## Assigned task
Return every entry below exactly as written.

------------------------------

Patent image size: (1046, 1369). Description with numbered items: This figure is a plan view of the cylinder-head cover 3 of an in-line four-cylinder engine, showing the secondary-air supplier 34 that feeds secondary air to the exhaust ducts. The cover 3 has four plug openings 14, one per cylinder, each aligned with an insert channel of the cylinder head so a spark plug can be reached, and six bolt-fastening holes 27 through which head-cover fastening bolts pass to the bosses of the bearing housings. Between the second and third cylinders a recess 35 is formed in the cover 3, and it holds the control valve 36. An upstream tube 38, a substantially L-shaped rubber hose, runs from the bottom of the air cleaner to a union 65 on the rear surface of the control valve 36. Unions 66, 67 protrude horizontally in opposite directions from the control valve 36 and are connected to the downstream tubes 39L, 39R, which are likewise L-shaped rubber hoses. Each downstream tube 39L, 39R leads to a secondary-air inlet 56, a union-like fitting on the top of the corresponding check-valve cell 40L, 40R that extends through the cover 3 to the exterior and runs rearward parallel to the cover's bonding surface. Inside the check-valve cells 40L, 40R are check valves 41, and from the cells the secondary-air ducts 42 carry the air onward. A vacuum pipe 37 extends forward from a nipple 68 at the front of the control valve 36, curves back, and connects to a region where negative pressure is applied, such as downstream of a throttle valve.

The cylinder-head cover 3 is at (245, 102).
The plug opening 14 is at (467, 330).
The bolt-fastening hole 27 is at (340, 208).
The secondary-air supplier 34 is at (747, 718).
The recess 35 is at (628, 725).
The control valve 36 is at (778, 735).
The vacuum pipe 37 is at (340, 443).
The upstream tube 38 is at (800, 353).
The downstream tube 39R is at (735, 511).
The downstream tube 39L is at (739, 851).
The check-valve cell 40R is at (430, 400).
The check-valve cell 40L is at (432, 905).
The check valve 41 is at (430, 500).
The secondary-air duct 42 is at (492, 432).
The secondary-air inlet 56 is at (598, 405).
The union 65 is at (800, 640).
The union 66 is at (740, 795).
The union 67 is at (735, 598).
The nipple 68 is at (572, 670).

------------------------------

## Reply
Patent image size: (1046, 1369). Description with numbered items: This figure is a plan view of the cylinder-head cover 3 of an in-line four-cylinder engine, showing the secondary-air supplier 34 that feeds secondary air to the exhaust ducts. The cover 3 has four plug openings 14, one per cylinder, each aligned with an insert channel of the cylinder head so a spark plug can be reached, and six bolt-fastening holes 27 through which head-cover fastening bolts pass to the bosses of the bearing housings. Between the second and third cylinders a recess 35 is formed in the cover 3, and it holds the control valve 36. An upstream tube 38, a substantially L-shaped rubber hose, runs from the bottom of the air cleaner to a union 65 on the rear surface of the control valve 36. Unions 66, 67 protrude horizontally in opposite directions from the control valve 36 and are connected to the downstream tubes 39L, 39R, which are likewise L-shaped rubber hoses. Each downstream tube 39L, 39R leads to a secondary-air inlet 56, a union-like fitting on the top of the corresponding check-valve cell 40L, 40R that extends through the cover 3 to the exterior and runs rearward parallel to the cover's bonding surface. Inside the check-valve cells 40L, 40R are check valves 41, and from the cells the secondary-air ducts 42 carry the air onward. A vacuum pipe 37 extends forward from a nipple 68 at the front of the control valve 36, curves back, and connects to a region where negative pressure is applied, such as downstream of a throttle valve.

The cylinder-head cover 3 is at (245, 102).
The plug opening 14 is at (467, 330).
The bolt-fastening hole 27 is at (340, 208).
The secondary-air supplier 34 is at (747, 718).
The recess 35 is at (628, 725).
The control valve 36 is at (778, 735).
The vacuum pipe 37 is at (340, 443).
The upstream tube 38 is at (800, 353).
The downstream tube 39R is at (735, 511).
The downstream tube 39L is at (739, 851).
The check-valve cell 40R is at (430, 400).
The check-valve cell 40L is at (432, 905).
The check valve 41 is at (430, 500).
The secondary-air duct 42 is at (492, 432).
The secondary-air inlet 56 is at (598, 405).
The union 65 is at (800, 640).
The union 66 is at (740, 795).
The union 67 is at (735, 598).
The nipple 68 is at (572, 670).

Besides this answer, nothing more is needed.